▸ What is being asked: Return all of the data exactly as written, without the pictures.

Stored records
•••

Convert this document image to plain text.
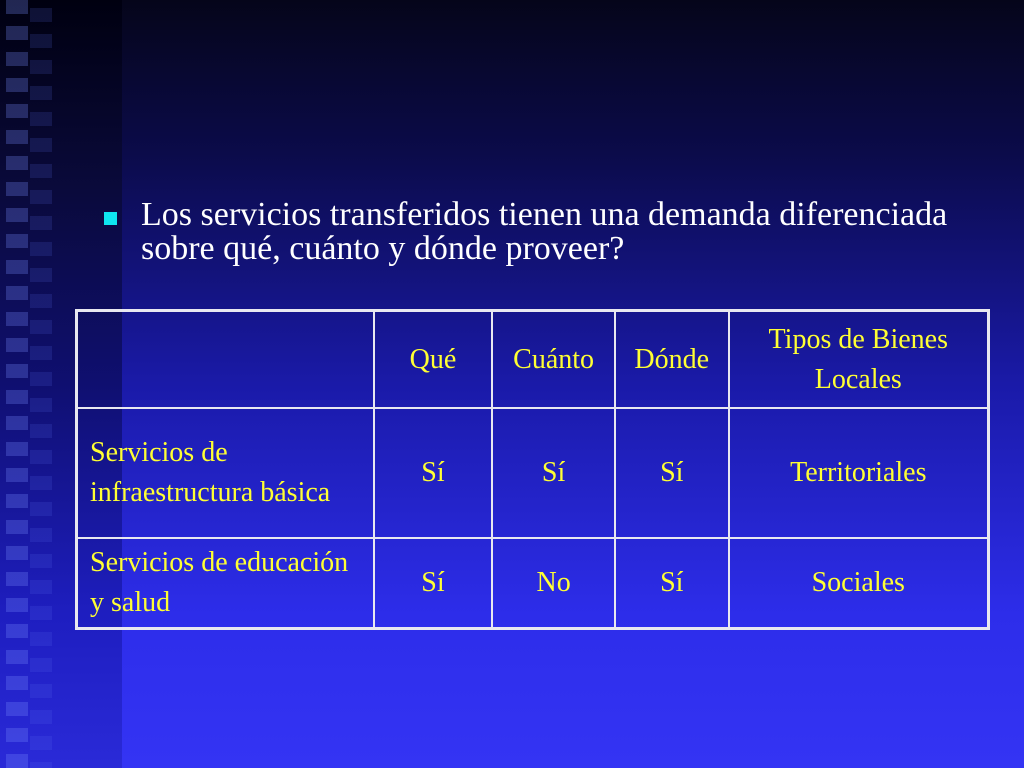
Los servicios transferidos tienen una demanda diferenciada sobre qué, cuánto y dónde proveer?
	Qué	Cuánto	Dónde	Tipos de Bienes Locales
Servicios de infraestructura básica	Sí	Sí	Sí	Territoriales
Servicios de educación y salud	Sí	No	Sí	Sociales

•••

▸ Exercise response:
Convert this document image to plain text.
Los servicios transferidos tienen una demanda diferenciada sobre qué, cuánto y dónde proveer?
	Qué	Cuánto	Dónde	Tipos de Bienes Locales
Servicios de infraestructura básica	Sí	Sí	Sí	Territoriales
Servicios de educación y salud	Sí	No	Sí	Sociales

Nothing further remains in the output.